══ Given records

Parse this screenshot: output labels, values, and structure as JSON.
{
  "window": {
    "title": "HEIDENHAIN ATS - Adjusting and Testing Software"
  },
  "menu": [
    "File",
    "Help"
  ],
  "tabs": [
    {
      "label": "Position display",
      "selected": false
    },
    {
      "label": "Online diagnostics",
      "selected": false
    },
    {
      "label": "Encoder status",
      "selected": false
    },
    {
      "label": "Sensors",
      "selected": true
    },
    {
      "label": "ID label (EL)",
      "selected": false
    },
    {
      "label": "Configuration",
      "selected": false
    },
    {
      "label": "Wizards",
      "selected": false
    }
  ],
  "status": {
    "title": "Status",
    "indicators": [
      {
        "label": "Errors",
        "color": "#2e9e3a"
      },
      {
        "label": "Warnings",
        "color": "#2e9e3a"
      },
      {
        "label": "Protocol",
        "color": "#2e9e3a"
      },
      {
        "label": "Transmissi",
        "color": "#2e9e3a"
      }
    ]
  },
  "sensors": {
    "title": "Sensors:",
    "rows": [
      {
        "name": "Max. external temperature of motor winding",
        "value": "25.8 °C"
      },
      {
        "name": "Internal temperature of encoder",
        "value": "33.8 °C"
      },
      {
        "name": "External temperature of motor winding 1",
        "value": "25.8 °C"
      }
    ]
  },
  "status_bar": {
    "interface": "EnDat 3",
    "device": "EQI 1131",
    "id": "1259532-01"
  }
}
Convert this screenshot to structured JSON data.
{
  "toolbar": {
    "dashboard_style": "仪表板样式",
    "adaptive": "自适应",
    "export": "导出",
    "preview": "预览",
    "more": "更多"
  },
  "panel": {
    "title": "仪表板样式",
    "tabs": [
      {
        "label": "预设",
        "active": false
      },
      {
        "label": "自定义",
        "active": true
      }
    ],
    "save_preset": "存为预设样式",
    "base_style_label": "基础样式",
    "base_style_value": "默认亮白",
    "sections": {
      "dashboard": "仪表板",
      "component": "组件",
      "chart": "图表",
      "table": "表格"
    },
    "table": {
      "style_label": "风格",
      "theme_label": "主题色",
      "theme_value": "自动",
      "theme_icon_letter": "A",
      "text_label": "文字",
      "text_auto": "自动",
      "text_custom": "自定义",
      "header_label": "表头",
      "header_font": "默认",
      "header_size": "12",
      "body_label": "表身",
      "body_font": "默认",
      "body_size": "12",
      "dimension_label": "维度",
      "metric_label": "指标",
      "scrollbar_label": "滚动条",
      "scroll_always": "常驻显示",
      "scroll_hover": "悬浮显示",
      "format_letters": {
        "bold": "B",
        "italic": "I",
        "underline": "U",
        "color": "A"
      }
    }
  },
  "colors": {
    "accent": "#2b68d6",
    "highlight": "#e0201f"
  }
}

════

Only the lines from the one with "Convert this screenshot" through the end of the material are wanted; copy them exactly, both ends included.

Convert this screenshot to structured JSON data.
{
  "toolbar": {
    "dashboard_style": "仪表板样式",
    "adaptive": "自适应",
    "export": "导出",
    "preview": "预览",
    "more": "更多"
  },
  "panel": {
    "title": "仪表板样式",
    "tabs": [
      {
        "label": "预设",
        "active": false
      },
      {
        "label": "自定义",
        "active": true
      }
    ],
    "save_preset": "存为预设样式",
    "base_style_label": "基础样式",
    "base_style_value": "默认亮白",
    "sections": {
      "dashboard": "仪表板",
      "component": "组件",
      "chart": "图表",
      "table": "表格"
    },
    "table": {
      "style_label": "风格",
      "theme_label": "主题色",
      "theme_value": "自动",
      "theme_icon_letter": "A",
      "text_label": "文字",
      "text_auto": "自动",
      "text_custom": "自定义",
      "header_label": "表头",
      "header_font": "默认",
      "header_size": "12",
      "body_label": "表身",
      "body_font": "默认",
      "body_size": "12",
      "dimension_label": "维度",
      "metric_label": "指标",
      "scrollbar_label": "滚动条",
      "scroll_always": "常驻显示",
      "scroll_hover": "悬浮显示",
      "format_letters": {
        "bold": "B",
        "italic": "I",
        "underline": "U",
        "color": "A"
      }
    }
  },
  "colors": {
    "accent": "#2b68d6",
    "highlight": "#e0201f"
  }
}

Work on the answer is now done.